## BEGIN SUPPLIED DATA
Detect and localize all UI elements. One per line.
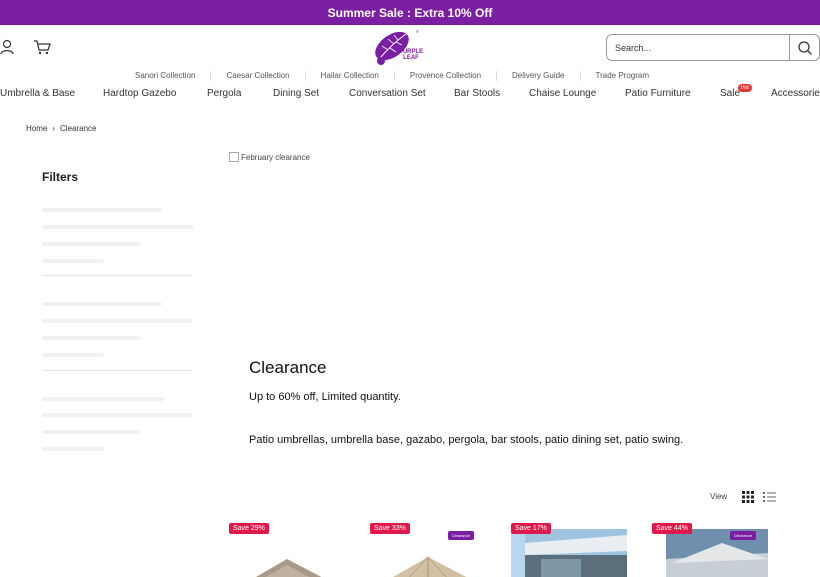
skeleton-line — [42, 319, 192, 323]
svg-text:®: ® — [416, 29, 419, 34]
save-badge: Save 33% — [370, 523, 410, 534]
nav-pergola[interactable]: Pergola — [207, 88, 241, 99]
search-input[interactable] — [615, 40, 785, 56]
skeleton-line — [42, 242, 140, 246]
brand-line2: LEAF — [403, 55, 419, 61]
skeleton-line — [42, 259, 104, 263]
subnav-caesar[interactable]: Caesar Collection — [210, 71, 304, 81]
subnav-sanori[interactable]: Sanori Collection — [120, 71, 210, 81]
product-card[interactable]: Save 33% Clearance — [370, 521, 486, 577]
skeleton-line — [42, 336, 140, 340]
view-label: View — [710, 492, 728, 501]
subnav-trade-program[interactable]: Trade Program — [579, 71, 665, 81]
skeleton-line — [42, 413, 192, 417]
search-box — [606, 34, 820, 61]
nav-sale[interactable]: Sale — [720, 88, 740, 99]
skeleton-line — [42, 353, 104, 357]
skeleton-line — [42, 430, 140, 434]
filter-divider — [42, 275, 192, 276]
subnav-hailar[interactable]: Hailar Collection — [304, 71, 394, 81]
skeleton-line — [42, 447, 104, 451]
banner-alt-text: February clearance — [241, 152, 310, 162]
banner-image: February clearance — [229, 152, 310, 162]
nav-hardtop-gazebo[interactable]: Hardtop Gazebo — [103, 88, 176, 99]
skeleton-line — [42, 208, 162, 212]
page-subtitle: Up to 60% off, Limited quantity. — [249, 391, 401, 403]
nav-chaise-lounge[interactable]: Chaise Lounge — [529, 88, 596, 99]
promo-text: Summer Sale : Extra 10% Off — [327, 5, 493, 20]
nav-umbrella-base[interactable]: Umbrella & Base — [0, 88, 75, 99]
breadcrumb-separator: › — [52, 124, 56, 133]
breadcrumb: Home › Clearance — [26, 124, 96, 133]
save-badge: Save 17% — [511, 523, 551, 534]
search-divider — [789, 35, 790, 60]
product-image[interactable] — [511, 529, 627, 577]
save-badge: Save 29% — [229, 523, 269, 534]
page-description: Patio umbrellas, umbrella base, gazabo, … — [249, 434, 684, 446]
hot-badge: Hot — [738, 84, 752, 92]
page-title: Clearance — [249, 358, 327, 377]
product-card[interactable]: Save 29% — [229, 521, 345, 577]
nav-patio-furniture[interactable]: Patio Furniture — [625, 88, 691, 99]
filter-divider — [42, 370, 192, 371]
subnav-delivery-guide[interactable]: Delivery Guide — [496, 71, 579, 81]
breadcrumb-current: Clearance — [60, 124, 97, 133]
brand-name: PURPLE LEAF — [393, 49, 429, 61]
list-view-icon[interactable] — [763, 491, 776, 503]
breadcrumb-home[interactable]: Home — [26, 124, 47, 133]
clearance-badge: Clearance — [729, 531, 756, 540]
broken-image-icon — [229, 152, 239, 162]
product-image[interactable] — [229, 529, 345, 577]
nav-bar-stools[interactable]: Bar Stools — [454, 88, 500, 99]
nav-accessories[interactable]: Accessories — [771, 88, 820, 99]
product-card[interactable]: Save 44% Clearance — [652, 521, 768, 577]
cart-icon[interactable] — [33, 39, 51, 55]
skeleton-line — [42, 225, 194, 229]
user-icon[interactable] — [0, 39, 14, 55]
nav-conversation-set[interactable]: Conversation Set — [349, 88, 426, 99]
save-badge: Save 44% — [652, 523, 692, 534]
promo-bar[interactable]: Summer Sale : Extra 10% Off — [0, 0, 820, 25]
clearance-badge: Clearance — [447, 531, 474, 540]
subnav-provence[interactable]: Provence Collection — [393, 71, 496, 81]
filters-title: Filters — [42, 170, 79, 184]
skeleton-line — [42, 302, 162, 306]
search-icon[interactable] — [797, 40, 813, 56]
skeleton-line — [42, 397, 164, 401]
sub-navigation: Sanori Collection Caesar Collection Hail… — [120, 70, 664, 82]
nav-dining-set[interactable]: Dining Set — [273, 88, 319, 99]
grid-view-icon[interactable] — [742, 491, 754, 503]
product-card[interactable]: Save 17% — [511, 521, 627, 577]
brand-logo[interactable]: ® — [370, 28, 430, 68]
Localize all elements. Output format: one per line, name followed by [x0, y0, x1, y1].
## END SUPPLIED DATA
WHAT THE TASK ASKS:
Identify every line in the entries above that contains the string "Home", treating uppercase and lowercase letters as different.

EXPECTED ANSWER:
breadcrumb: Home › Clearance — [26, 124, 96, 133]
breadcrumb-home[interactable]: Home — [26, 124, 47, 133]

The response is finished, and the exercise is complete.